## Required task
Give all of the lines again exactly as they read.

## Data excerpts
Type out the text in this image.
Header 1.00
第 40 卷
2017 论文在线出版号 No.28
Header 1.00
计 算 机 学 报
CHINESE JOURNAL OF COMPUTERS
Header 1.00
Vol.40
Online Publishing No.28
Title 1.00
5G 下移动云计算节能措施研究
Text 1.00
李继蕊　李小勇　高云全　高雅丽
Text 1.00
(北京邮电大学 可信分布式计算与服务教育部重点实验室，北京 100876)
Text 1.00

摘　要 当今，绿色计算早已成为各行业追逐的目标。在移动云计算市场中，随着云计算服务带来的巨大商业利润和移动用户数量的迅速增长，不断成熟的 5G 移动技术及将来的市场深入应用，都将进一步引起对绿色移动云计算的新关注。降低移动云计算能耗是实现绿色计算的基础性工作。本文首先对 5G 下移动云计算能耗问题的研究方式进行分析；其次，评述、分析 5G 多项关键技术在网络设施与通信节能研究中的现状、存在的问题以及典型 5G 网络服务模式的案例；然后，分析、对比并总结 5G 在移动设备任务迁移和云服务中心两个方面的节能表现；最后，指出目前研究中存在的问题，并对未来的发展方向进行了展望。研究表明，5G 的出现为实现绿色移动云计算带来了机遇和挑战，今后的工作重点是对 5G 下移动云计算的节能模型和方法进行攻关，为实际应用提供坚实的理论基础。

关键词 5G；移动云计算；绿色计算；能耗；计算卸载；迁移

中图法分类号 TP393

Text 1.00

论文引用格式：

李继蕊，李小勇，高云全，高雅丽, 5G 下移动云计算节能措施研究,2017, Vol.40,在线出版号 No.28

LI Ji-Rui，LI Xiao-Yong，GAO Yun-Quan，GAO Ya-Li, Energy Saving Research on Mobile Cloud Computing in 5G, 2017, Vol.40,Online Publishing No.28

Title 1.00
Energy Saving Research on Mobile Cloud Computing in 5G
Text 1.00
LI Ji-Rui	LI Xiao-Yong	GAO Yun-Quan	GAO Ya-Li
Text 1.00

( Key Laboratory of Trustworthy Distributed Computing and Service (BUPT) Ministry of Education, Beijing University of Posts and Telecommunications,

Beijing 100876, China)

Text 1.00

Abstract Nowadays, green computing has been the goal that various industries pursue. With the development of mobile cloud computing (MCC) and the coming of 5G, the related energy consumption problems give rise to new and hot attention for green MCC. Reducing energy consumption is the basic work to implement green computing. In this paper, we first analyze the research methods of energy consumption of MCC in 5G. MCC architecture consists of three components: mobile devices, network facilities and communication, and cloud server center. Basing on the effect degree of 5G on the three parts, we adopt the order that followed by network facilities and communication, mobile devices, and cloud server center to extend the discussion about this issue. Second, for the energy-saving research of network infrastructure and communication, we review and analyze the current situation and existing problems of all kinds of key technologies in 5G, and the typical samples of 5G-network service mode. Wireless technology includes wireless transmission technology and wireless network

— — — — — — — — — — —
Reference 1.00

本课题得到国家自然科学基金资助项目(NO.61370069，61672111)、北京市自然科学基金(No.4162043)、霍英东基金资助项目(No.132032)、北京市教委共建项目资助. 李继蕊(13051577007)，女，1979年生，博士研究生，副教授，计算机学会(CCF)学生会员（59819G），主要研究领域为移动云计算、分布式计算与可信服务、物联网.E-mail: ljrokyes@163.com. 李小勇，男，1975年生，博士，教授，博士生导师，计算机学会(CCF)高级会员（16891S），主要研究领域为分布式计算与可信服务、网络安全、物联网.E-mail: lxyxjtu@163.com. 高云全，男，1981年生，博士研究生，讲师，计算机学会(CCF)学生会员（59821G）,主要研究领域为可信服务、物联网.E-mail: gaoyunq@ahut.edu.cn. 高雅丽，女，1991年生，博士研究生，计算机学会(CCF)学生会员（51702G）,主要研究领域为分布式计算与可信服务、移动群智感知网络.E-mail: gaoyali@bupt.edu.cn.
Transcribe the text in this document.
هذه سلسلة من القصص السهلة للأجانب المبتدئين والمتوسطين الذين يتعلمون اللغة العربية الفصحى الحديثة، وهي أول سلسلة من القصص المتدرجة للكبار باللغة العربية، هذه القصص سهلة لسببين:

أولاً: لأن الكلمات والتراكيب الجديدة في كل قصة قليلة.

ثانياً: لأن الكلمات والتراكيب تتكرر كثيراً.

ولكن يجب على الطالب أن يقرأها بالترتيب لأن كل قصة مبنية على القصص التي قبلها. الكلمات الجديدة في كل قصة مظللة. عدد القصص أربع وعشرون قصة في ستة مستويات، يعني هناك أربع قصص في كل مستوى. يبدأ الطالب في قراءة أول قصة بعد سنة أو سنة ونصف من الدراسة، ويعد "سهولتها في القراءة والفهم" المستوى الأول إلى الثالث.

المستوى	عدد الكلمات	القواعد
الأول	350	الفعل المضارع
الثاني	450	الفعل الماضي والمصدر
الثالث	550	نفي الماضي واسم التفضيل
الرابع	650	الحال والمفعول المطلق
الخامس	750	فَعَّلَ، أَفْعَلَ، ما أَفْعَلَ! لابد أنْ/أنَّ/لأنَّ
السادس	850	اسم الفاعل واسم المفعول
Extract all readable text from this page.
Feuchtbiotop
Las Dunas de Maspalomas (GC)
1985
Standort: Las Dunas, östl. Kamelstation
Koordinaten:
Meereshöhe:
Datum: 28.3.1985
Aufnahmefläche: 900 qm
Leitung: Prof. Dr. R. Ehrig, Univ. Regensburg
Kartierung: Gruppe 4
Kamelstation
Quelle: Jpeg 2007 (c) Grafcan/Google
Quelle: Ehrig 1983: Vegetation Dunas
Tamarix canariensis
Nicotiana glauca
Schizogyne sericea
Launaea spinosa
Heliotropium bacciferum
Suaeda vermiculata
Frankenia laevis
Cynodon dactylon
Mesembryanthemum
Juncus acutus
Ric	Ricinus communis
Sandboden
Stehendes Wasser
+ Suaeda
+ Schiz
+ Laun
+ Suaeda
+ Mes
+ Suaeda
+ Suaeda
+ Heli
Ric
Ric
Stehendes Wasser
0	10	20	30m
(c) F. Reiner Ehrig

## Response below
Type out the text in this image.
Header 1.00
第 40 卷
2017 论文在线出版号 No.28
Header 1.00
计 算 机 学 报
CHINESE JOURNAL OF COMPUTERS
Header 1.00
Vol.40
Online Publishing No.28
Title 1.00
5G 下移动云计算节能措施研究
Text 1.00
李继蕊　李小勇　高云全　高雅丽
Text 1.00
(北京邮电大学 可信分布式计算与服务教育部重点实验室，北京 100876)
Text 1.00

摘　要 当今，绿色计算早已成为各行业追逐的目标。在移动云计算市场中，随着云计算服务带来的巨大商业利润和移动用户数量的迅速增长，不断成熟的 5G 移动技术及将来的市场深入应用，都将进一步引起对绿色移动云计算的新关注。降低移动云计算能耗是实现绿色计算的基础性工作。本文首先对 5G 下移动云计算能耗问题的研究方式进行分析；其次，评述、分析 5G 多项关键技术在网络设施与通信节能研究中的现状、存在的问题以及典型 5G 网络服务模式的案例；然后，分析、对比并总结 5G 在移动设备任务迁移和云服务中心两个方面的节能表现；最后，指出目前研究中存在的问题，并对未来的发展方向进行了展望。研究表明，5G 的出现为实现绿色移动云计算带来了机遇和挑战，今后的工作重点是对 5G 下移动云计算的节能模型和方法进行攻关，为实际应用提供坚实的理论基础。

关键词 5G；移动云计算；绿色计算；能耗；计算卸载；迁移

中图法分类号 TP393

Text 1.00

论文引用格式：

李继蕊，李小勇，高云全，高雅丽, 5G 下移动云计算节能措施研究,2017, Vol.40,在线出版号 No.28

LI Ji-Rui，LI Xiao-Yong，GAO Yun-Quan，GAO Ya-Li, Energy Saving Research on Mobile Cloud Computing in 5G, 2017, Vol.40,Online Publishing No.28

Title 1.00
Energy Saving Research on Mobile Cloud Computing in 5G
Text 1.00
LI Ji-Rui	LI Xiao-Yong	GAO Yun-Quan	GAO Ya-Li
Text 1.00

( Key Laboratory of Trustworthy Distributed Computing and Service (BUPT) Ministry of Education, Beijing University of Posts and Telecommunications,

Beijing 100876, China)

Text 1.00

Abstract Nowadays, green computing has been the goal that various industries pursue. With the development of mobile cloud computing (MCC) and the coming of 5G, the related energy consumption problems give rise to new and hot attention for green MCC. Reducing energy consumption is the basic work to implement green computing. In this paper, we first analyze the research methods of energy consumption of MCC in 5G. MCC architecture consists of three components: mobile devices, network facilities and communication, and cloud server center. Basing on the effect degree of 5G on the three parts, we adopt the order that followed by network facilities and communication, mobile devices, and cloud server center to extend the discussion about this issue. Second, for the energy-saving research of network infrastructure and communication, we review and analyze the current situation and existing problems of all kinds of key technologies in 5G, and the typical samples of 5G-network service mode. Wireless technology includes wireless transmission technology and wireless network

— — — — — — — — — — —
Reference 1.00

本课题得到国家自然科学基金资助项目(NO.61370069，61672111)、北京市自然科学基金(No.4162043)、霍英东基金资助项目(No.132032)、北京市教委共建项目资助. 李继蕊(13051577007)，女，1979年生，博士研究生，副教授，计算机学会(CCF)学生会员（59819G），主要研究领域为移动云计算、分布式计算与可信服务、物联网.E-mail: ljrokyes@163.com. 李小勇，男，1975年生，博士，教授，博士生导师，计算机学会(CCF)高级会员（16891S），主要研究领域为分布式计算与可信服务、网络安全、物联网.E-mail: lxyxjtu@163.com. 高云全，男，1981年生，博士研究生，讲师，计算机学会(CCF)学生会员（59821G）,主要研究领域为可信服务、物联网.E-mail: gaoyunq@ahut.edu.cn. 高雅丽，女，1991年生，博士研究生，计算机学会(CCF)学生会员（51702G）,主要研究领域为分布式计算与可信服务、移动群智感知网络.E-mail: gaoyali@bupt.edu.cn.
Transcribe the text in this document.
هذه سلسلة من القصص السهلة للأجانب المبتدئين والمتوسطين الذين يتعلمون اللغة العربية الفصحى الحديثة، وهي أول سلسلة من القصص المتدرجة للكبار باللغة العربية، هذه القصص سهلة لسببين:

أولاً: لأن الكلمات والتراكيب الجديدة في كل قصة قليلة.

ثانياً: لأن الكلمات والتراكيب تتكرر كثيراً.

ولكن يجب على الطالب أن يقرأها بالترتيب لأن كل قصة مبنية على القصص التي قبلها. الكلمات الجديدة في كل قصة مظللة. عدد القصص أربع وعشرون قصة في ستة مستويات، يعني هناك أربع قصص في كل مستوى. يبدأ الطالب في قراءة أول قصة بعد سنة أو سنة ونصف من الدراسة، ويعد "سهولتها في القراءة والفهم" المستوى الأول إلى الثالث.

المستوى	عدد الكلمات	القواعد
الأول	350	الفعل المضارع
الثاني	450	الفعل الماضي والمصدر
الثالث	550	نفي الماضي واسم التفضيل
الرابع	650	الحال والمفعول المطلق
الخامس	750	فَعَّلَ، أَفْعَلَ، ما أَفْعَلَ! لابد أنْ/أنَّ/لأنَّ
السادس	850	اسم الفاعل واسم المفعول
Extract all readable text from this page.
Feuchtbiotop
Las Dunas de Maspalomas (GC)
1985
Standort: Las Dunas, östl. Kamelstation
Koordinaten:
Meereshöhe:
Datum: 28.3.1985
Aufnahmefläche: 900 qm
Leitung: Prof. Dr. R. Ehrig, Univ. Regensburg
Kartierung: Gruppe 4
Kamelstation
Quelle: Jpeg 2007 (c) Grafcan/Google
Quelle: Ehrig 1983: Vegetation Dunas
Tamarix canariensis
Nicotiana glauca
Schizogyne sericea
Launaea spinosa
Heliotropium bacciferum
Suaeda vermiculata
Frankenia laevis
Cynodon dactylon
Mesembryanthemum
Juncus acutus
Ric	Ricinus communis
Sandboden
Stehendes Wasser
+ Suaeda
+ Schiz
+ Laun
+ Suaeda
+ Mes
+ Suaeda
+ Suaeda
+ Heli
Ric
Ric
Stehendes Wasser
0	10	20	30m
(c) F. Reiner Ehrig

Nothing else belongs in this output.